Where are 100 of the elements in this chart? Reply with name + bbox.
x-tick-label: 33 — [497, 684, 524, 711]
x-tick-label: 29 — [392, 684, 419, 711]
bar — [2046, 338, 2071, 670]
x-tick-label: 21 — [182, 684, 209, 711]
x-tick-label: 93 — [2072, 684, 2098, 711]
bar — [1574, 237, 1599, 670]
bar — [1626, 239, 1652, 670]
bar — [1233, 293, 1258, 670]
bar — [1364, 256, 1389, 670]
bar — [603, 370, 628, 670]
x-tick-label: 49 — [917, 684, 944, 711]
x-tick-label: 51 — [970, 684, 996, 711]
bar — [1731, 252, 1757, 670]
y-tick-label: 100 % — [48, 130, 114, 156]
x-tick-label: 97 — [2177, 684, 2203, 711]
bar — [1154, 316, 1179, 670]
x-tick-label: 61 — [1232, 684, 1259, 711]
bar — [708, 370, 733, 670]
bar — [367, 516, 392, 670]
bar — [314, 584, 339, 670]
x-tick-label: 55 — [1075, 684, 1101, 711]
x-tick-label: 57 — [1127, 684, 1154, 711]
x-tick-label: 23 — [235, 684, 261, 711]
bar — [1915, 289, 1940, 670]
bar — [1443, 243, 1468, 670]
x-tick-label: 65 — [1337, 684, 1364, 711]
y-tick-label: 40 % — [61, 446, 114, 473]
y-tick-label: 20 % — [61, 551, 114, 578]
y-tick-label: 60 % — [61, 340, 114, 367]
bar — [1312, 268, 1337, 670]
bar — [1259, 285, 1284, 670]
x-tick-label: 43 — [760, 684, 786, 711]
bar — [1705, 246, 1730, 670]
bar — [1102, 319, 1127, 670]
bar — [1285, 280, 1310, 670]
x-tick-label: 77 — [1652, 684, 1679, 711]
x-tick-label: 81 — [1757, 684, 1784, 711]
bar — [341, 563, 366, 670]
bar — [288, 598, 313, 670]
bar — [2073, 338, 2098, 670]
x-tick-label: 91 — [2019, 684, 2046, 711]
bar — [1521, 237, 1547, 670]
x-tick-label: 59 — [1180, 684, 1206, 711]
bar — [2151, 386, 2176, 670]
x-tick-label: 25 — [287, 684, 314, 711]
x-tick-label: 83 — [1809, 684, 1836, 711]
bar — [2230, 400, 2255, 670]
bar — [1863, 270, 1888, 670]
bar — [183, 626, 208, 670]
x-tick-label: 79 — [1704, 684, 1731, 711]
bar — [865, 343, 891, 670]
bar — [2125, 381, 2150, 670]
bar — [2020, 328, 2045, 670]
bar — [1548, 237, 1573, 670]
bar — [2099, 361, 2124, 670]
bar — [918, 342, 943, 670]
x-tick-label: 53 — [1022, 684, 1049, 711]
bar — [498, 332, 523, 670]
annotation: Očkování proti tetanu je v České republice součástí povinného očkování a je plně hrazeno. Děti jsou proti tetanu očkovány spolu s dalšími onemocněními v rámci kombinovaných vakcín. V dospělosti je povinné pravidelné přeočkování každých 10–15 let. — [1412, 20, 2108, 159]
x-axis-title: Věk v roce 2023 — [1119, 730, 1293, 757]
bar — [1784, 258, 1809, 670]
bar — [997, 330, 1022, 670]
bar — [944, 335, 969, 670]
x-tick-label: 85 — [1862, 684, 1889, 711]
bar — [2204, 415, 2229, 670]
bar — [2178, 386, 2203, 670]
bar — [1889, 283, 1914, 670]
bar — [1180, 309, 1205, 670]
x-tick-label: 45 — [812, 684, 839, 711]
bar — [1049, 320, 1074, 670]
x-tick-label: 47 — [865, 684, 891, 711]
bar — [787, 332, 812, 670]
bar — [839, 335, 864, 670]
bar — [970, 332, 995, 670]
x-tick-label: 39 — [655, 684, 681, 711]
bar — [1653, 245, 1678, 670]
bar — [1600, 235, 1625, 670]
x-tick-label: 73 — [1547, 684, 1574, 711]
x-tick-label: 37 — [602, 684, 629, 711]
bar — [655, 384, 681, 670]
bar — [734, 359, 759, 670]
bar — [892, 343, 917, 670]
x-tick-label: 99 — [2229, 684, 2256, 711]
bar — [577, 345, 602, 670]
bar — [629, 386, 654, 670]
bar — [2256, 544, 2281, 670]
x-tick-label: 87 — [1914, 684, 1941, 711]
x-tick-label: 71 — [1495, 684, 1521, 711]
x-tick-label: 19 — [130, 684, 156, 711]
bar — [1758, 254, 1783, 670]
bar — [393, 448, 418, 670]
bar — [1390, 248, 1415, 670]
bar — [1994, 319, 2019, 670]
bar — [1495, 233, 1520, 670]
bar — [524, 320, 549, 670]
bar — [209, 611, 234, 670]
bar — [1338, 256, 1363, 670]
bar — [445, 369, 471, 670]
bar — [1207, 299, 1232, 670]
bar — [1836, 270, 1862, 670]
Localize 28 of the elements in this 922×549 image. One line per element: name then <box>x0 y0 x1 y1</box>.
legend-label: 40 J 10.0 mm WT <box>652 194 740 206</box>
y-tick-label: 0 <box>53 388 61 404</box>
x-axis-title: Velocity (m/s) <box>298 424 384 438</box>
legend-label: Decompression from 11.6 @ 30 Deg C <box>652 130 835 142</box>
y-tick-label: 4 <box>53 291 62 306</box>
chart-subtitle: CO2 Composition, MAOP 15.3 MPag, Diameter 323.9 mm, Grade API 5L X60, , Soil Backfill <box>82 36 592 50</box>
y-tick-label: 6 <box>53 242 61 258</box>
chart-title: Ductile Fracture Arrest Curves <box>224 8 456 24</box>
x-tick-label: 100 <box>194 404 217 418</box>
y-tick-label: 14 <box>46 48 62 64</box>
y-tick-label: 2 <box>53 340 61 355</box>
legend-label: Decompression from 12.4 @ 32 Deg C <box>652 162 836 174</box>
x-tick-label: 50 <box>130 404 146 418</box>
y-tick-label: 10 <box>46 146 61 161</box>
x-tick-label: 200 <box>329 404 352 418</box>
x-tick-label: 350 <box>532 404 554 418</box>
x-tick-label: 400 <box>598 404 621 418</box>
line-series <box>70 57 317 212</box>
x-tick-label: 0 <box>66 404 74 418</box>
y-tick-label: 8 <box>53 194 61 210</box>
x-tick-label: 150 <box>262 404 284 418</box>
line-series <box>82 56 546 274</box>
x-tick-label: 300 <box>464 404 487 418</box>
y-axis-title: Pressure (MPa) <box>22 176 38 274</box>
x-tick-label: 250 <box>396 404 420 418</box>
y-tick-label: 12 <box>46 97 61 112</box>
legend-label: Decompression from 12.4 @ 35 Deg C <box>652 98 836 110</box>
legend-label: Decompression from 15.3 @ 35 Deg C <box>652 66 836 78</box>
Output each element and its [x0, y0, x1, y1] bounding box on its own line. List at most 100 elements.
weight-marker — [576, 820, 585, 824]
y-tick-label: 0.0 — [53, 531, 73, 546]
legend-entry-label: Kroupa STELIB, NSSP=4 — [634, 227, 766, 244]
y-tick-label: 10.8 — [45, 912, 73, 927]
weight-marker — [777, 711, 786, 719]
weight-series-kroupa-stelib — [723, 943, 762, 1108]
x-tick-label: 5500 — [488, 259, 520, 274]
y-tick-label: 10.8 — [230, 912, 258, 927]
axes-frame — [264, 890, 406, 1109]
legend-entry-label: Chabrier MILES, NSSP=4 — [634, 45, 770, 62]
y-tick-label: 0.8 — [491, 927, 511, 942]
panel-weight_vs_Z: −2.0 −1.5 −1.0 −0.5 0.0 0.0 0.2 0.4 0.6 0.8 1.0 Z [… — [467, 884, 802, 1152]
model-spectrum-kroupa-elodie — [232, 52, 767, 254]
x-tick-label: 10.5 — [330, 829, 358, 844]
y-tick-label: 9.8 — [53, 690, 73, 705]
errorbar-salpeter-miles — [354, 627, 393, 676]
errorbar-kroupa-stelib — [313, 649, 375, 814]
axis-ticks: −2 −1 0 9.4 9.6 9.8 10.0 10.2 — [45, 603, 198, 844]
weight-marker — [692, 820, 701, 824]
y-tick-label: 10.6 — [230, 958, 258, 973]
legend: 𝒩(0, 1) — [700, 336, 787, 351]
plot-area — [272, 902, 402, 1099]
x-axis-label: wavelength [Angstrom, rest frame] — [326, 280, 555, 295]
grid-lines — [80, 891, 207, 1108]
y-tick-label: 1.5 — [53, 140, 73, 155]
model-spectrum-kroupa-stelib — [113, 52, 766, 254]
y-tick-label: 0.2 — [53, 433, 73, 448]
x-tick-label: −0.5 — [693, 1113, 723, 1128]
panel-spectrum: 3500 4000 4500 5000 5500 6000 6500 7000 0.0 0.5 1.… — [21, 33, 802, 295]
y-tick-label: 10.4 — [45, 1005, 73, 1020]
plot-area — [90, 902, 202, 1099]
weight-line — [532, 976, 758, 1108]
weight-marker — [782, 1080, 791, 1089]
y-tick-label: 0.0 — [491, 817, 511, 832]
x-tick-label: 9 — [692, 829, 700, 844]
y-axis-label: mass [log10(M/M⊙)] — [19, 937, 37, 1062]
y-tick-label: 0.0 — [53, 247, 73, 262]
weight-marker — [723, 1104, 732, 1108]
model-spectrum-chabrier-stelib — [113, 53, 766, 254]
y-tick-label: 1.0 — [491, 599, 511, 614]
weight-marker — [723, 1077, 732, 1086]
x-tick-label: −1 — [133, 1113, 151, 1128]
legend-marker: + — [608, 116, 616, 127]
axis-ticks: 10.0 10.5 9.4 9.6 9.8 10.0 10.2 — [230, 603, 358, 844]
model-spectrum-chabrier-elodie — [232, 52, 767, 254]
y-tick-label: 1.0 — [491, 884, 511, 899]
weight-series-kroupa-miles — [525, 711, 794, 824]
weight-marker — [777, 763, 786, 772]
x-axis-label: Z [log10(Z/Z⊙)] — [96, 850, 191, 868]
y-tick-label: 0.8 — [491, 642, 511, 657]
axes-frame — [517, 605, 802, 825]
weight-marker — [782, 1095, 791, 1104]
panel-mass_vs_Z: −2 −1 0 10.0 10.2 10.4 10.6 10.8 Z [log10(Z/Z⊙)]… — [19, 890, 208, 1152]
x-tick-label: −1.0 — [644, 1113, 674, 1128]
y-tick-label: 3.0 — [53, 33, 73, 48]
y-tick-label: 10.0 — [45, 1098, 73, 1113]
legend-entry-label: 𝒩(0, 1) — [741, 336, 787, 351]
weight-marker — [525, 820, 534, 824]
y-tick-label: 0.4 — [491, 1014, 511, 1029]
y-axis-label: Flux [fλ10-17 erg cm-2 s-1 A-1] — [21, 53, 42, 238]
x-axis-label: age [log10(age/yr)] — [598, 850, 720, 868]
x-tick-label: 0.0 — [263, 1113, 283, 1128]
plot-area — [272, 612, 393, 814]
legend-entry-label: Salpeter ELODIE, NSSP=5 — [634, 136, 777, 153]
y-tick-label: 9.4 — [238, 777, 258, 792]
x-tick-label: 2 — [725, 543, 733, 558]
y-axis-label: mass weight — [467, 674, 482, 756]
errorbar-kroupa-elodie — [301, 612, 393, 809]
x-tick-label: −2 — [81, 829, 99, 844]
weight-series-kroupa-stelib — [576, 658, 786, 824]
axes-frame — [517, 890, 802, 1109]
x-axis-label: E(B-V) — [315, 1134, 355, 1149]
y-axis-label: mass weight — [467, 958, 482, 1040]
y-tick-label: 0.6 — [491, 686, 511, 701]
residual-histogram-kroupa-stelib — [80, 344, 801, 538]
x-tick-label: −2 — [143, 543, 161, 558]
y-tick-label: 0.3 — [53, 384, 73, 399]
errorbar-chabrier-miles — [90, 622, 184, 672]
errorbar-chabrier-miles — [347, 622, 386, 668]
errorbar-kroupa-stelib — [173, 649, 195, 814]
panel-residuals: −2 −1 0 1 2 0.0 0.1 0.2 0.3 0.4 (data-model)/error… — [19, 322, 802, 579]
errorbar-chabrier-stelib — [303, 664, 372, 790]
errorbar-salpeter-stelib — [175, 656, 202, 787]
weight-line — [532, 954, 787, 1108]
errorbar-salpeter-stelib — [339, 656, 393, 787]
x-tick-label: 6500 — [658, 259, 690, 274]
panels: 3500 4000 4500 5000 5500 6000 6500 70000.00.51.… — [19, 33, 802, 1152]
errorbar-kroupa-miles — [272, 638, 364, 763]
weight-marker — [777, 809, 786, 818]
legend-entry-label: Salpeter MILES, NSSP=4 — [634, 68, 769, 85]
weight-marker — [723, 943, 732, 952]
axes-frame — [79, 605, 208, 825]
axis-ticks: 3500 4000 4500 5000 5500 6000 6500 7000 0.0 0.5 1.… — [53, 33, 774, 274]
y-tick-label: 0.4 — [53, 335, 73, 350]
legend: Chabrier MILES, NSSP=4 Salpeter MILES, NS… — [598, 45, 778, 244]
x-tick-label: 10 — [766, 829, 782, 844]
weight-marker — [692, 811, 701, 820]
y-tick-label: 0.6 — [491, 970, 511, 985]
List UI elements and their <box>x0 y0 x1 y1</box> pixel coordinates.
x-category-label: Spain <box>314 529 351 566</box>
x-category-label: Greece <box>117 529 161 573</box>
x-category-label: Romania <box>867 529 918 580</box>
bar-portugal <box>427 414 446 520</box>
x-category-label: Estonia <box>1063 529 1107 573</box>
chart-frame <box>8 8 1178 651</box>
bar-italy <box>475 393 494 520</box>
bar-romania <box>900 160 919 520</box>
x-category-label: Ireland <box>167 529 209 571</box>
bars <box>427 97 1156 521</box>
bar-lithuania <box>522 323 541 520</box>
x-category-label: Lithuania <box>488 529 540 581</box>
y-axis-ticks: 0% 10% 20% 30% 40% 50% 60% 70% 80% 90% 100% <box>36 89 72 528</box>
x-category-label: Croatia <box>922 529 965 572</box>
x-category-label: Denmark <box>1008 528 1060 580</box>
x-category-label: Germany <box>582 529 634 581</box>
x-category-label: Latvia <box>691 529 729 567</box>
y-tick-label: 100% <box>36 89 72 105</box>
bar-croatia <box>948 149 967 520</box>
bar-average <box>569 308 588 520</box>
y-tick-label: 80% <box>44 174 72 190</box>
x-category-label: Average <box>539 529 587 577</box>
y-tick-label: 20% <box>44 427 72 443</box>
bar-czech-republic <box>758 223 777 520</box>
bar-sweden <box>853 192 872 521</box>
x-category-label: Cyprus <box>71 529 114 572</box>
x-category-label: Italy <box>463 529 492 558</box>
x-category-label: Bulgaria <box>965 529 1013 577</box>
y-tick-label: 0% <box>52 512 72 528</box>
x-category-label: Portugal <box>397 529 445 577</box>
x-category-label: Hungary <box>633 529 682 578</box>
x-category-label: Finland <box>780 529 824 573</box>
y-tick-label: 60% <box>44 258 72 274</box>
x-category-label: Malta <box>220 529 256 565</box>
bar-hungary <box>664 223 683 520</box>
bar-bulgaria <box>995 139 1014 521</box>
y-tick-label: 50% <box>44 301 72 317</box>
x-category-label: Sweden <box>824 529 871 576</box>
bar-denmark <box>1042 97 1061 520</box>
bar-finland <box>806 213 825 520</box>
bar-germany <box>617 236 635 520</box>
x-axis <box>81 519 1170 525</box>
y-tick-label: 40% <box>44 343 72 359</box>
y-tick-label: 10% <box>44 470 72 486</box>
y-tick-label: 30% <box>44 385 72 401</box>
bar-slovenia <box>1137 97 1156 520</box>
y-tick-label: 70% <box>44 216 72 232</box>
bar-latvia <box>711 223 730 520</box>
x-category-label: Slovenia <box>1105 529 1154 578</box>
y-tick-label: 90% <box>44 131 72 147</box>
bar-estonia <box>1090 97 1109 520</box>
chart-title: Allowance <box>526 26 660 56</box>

________________

Reproduce the records above verbatim, starting with the first line and ending with the line containing "bar — [1731, 252, 1757, 670]", both included.

#### Complete answer
Where are 100 of the elements in this chart? Reply with name + bbox.
x-tick-label: 33 — [497, 684, 524, 711]
x-tick-label: 29 — [392, 684, 419, 711]
bar — [2046, 338, 2071, 670]
x-tick-label: 21 — [182, 684, 209, 711]
x-tick-label: 93 — [2072, 684, 2098, 711]
bar — [1574, 237, 1599, 670]
bar — [1626, 239, 1652, 670]
bar — [1233, 293, 1258, 670]
bar — [1364, 256, 1389, 670]
bar — [603, 370, 628, 670]
x-tick-label: 49 — [917, 684, 944, 711]
x-tick-label: 51 — [970, 684, 996, 711]
bar — [1731, 252, 1757, 670]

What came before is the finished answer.